Locate the line containing "Output the text content of this document." in the material below. Copy that line and all following lines through the end exactly, omitting any pictures.

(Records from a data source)
-.-.-

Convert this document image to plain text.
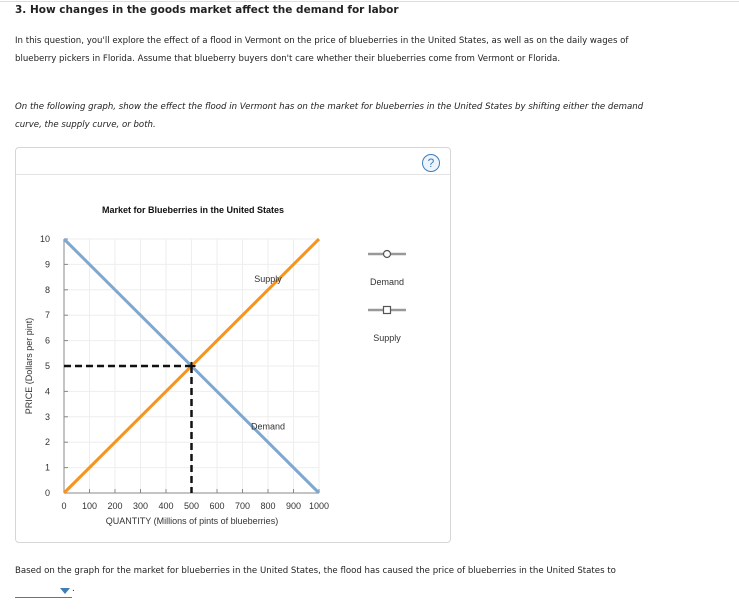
3. How changes in the goods market affect the demand for labor
In this question, you'll explore the effect of a flood in Vermont on the price of blueberries in the United States, as well as on the daily wages of
blueberry pickers in Florida. Assume that blueberry buyers don't care whether their blueberries come from Vermont or Florida.
On the following graph, show the effect the flood in Vermont has on the market for blueberries in the United States by shifting either the demand
curve, the supply curve, or both.
?
0 100 200 300 400 500 600 700 800 900 1000
0
1
2
3
4
5
6
7
8
9
10
Market for Blueberries in the United States
QUANTITY (Millions of pints of blueberries)
PRICE (Dollars per pint)
Demand
Supply	Demand
Supply
Based on the graph for the market for blueberries in the United States, the flood has caused the price of blueberries in the United States to

.
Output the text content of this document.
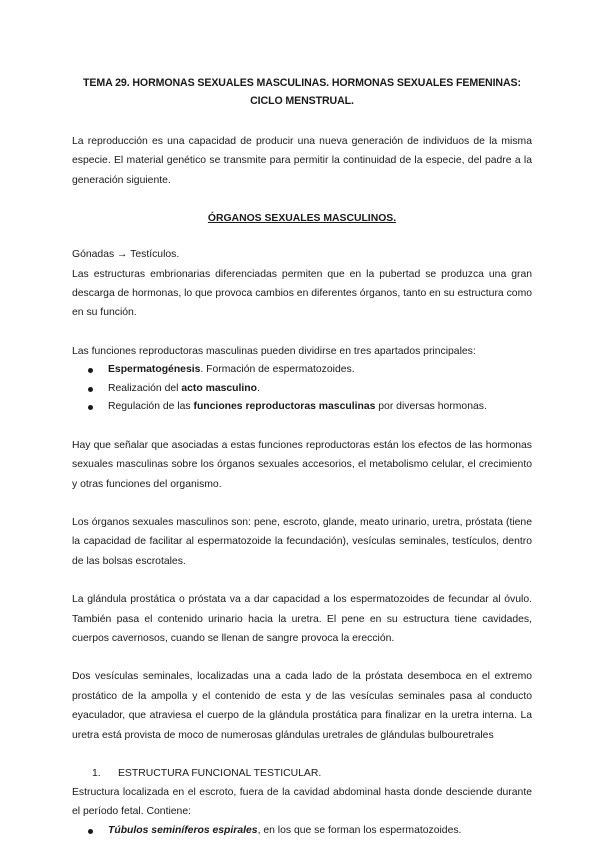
TEMA 29. HORMONAS SEXUALES MASCULINAS. HORMONAS SEXUALES FEMENINAS: CICLO MENSTRUAL.

La reproducción es una capacidad de producir una nueva generación de individuos de la misma especie. El material genético se transmite para permitir la continuidad de la especie, del padre a la generación siguiente.

ÓRGANOS SEXUALES MASCULINOS.

Gónadas → Testículos.

Las estructuras embrionarias diferenciadas permiten que en la pubertad se produzca una gran descarga de hormonas, lo que provoca cambios en diferentes órganos, tanto en su estructura como en su función.

Las funciones reproductoras masculinas pueden dividirse en tres apartados principales:

Espermatogénesis. Formación de espermatozoides.
Realización del acto masculino.
Regulación de las funciones reproductoras masculinas por diversas hormonas.

Hay que señalar que asociadas a estas funciones reproductoras están los efectos de las hormonas sexuales masculinas sobre los órganos sexuales accesorios, el metabolismo celular, el crecimiento y otras funciones del organismo.

Los órganos sexuales masculinos son: pene, escroto, glande, meato urinario, uretra, próstata (tiene la capacidad de facilitar al espermatozoide la fecundación), vesículas seminales, testículos, dentro de las bolsas escrotales.

La glándula prostática o próstata va a dar capacidad a los espermatozoides de fecundar al óvulo. También pasa el contenido urinario hacia la uretra. El pene en su estructura tiene cavidades, cuerpos cavernosos, cuando se llenan de sangre provoca la erección.

Dos vesículas seminales, localizadas una a cada lado de la próstata desemboca en el extremo prostático de la ampolla y el contenido de esta y de las vesículas seminales pasa al conducto eyaculador, que atraviesa el cuerpo de la glándula prostática para finalizar en la uretra interna. La uretra está provista de moco de numerosas glándulas uretrales de glándulas bulbouretrales

1.	ESTRUCTURA FUNCIONAL TESTICULAR.

Estructura localizada en el escroto, fuera de la cavidad abdominal hasta donde desciende durante el período fetal. Contiene:

Túbulos seminíferos espirales, en los que se forman los espermatozoides.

-.-.-

Output of the task:
Output the text content of this document.
TEMA 29. HORMONAS SEXUALES MASCULINAS. HORMONAS SEXUALES FEMENINAS: CICLO MENSTRUAL.

La reproducción es una capacidad de producir una nueva generación de individuos de la misma especie. El material genético se transmite para permitir la continuidad de la especie, del padre a la generación siguiente.

ÓRGANOS SEXUALES MASCULINOS.

Gónadas → Testículos.

Las estructuras embrionarias diferenciadas permiten que en la pubertad se produzca una gran descarga de hormonas, lo que provoca cambios en diferentes órganos, tanto en su estructura como en su función.

Las funciones reproductoras masculinas pueden dividirse en tres apartados principales:

Espermatogénesis. Formación de espermatozoides.
Realización del acto masculino.
Regulación de las funciones reproductoras masculinas por diversas hormonas.

Hay que señalar que asociadas a estas funciones reproductoras están los efectos de las hormonas sexuales masculinas sobre los órganos sexuales accesorios, el metabolismo celular, el crecimiento y otras funciones del organismo.

Los órganos sexuales masculinos son: pene, escroto, glande, meato urinario, uretra, próstata (tiene la capacidad de facilitar al espermatozoide la fecundación), vesículas seminales, testículos, dentro de las bolsas escrotales.

La glándula prostática o próstata va a dar capacidad a los espermatozoides de fecundar al óvulo. También pasa el contenido urinario hacia la uretra. El pene en su estructura tiene cavidades, cuerpos cavernosos, cuando se llenan de sangre provoca la erección.

Dos vesículas seminales, localizadas una a cada lado de la próstata desemboca en el extremo prostático de la ampolla y el contenido de esta y de las vesículas seminales pasa al conducto eyaculador, que atraviesa el cuerpo de la glándula prostática para finalizar en la uretra interna. La uretra está provista de moco de numerosas glándulas uretrales de glándulas bulbouretrales

1.	ESTRUCTURA FUNCIONAL TESTICULAR.

Estructura localizada en el escroto, fuera de la cavidad abdominal hasta donde desciende durante el período fetal. Contiene:

Túbulos seminíferos espirales, en los que se forman los espermatozoides.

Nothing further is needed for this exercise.